- The request: Copy out the lines from the very first one through the line containing "- svg-text:Pf₃ >", including both of those lines.

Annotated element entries
════════════════
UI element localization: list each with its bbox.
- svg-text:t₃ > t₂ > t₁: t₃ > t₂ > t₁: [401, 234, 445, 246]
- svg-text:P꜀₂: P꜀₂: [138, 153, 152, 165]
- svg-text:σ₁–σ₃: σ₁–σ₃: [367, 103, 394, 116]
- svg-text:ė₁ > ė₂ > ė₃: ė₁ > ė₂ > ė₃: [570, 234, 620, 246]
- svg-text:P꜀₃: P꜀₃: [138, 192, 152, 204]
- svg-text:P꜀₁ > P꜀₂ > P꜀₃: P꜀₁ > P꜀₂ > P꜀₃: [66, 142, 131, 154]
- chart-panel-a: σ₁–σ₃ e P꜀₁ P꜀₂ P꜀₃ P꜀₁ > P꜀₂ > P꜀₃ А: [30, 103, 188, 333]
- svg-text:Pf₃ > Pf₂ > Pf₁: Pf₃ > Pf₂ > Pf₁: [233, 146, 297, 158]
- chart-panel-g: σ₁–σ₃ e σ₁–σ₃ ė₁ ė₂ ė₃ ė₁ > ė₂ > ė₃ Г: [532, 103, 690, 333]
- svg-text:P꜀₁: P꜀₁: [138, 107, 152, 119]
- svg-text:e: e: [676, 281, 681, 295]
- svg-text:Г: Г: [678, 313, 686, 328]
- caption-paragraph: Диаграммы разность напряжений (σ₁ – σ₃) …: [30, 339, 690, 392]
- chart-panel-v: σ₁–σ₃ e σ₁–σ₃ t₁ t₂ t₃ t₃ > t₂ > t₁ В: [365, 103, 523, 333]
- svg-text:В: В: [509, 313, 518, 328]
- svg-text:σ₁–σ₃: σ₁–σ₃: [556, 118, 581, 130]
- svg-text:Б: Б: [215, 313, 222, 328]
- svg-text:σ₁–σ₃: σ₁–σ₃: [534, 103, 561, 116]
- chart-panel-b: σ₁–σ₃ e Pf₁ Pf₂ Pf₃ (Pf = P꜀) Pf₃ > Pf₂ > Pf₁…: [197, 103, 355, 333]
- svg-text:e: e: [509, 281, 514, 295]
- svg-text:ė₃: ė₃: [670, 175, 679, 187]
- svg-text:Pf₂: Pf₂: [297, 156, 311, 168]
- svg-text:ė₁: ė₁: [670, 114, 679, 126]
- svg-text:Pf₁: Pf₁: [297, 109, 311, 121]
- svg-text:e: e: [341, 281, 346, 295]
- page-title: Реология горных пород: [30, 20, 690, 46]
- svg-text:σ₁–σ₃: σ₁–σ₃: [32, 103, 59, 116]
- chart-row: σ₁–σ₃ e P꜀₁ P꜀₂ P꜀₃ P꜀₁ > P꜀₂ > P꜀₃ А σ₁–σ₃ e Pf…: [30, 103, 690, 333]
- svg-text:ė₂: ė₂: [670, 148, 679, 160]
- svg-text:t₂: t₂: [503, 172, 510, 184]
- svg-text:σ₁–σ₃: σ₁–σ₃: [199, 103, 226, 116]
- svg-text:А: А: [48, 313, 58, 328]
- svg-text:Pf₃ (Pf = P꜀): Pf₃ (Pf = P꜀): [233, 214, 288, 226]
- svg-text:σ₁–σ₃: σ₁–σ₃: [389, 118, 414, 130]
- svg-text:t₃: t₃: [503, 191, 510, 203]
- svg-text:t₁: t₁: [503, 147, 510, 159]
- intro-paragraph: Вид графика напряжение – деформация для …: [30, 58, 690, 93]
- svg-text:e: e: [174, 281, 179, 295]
════════════════
- Exercise response:
UI element localization: list each with its bbox.
- svg-text:t₃ > t₂ > t₁: t₃ > t₂ > t₁: [401, 234, 445, 246]
- svg-text:P꜀₂: P꜀₂: [138, 153, 152, 165]
- svg-text:σ₁–σ₃: σ₁–σ₃: [367, 103, 394, 116]
- svg-text:ė₁ > ė₂ > ė₃: ė₁ > ė₂ > ė₃: [570, 234, 620, 246]
- svg-text:P꜀₃: P꜀₃: [138, 192, 152, 204]
- svg-text:P꜀₁ > P꜀₂ > P꜀₃: P꜀₁ > P꜀₂ > P꜀₃: [66, 142, 131, 154]
- chart-panel-a: σ₁–σ₃ e P꜀₁ P꜀₂ P꜀₃ P꜀₁ > P꜀₂ > P꜀₃ А: [30, 103, 188, 333]
- svg-text:Pf₃ > Pf₂ > Pf₁: Pf₃ > Pf₂ > Pf₁: [233, 146, 297, 158]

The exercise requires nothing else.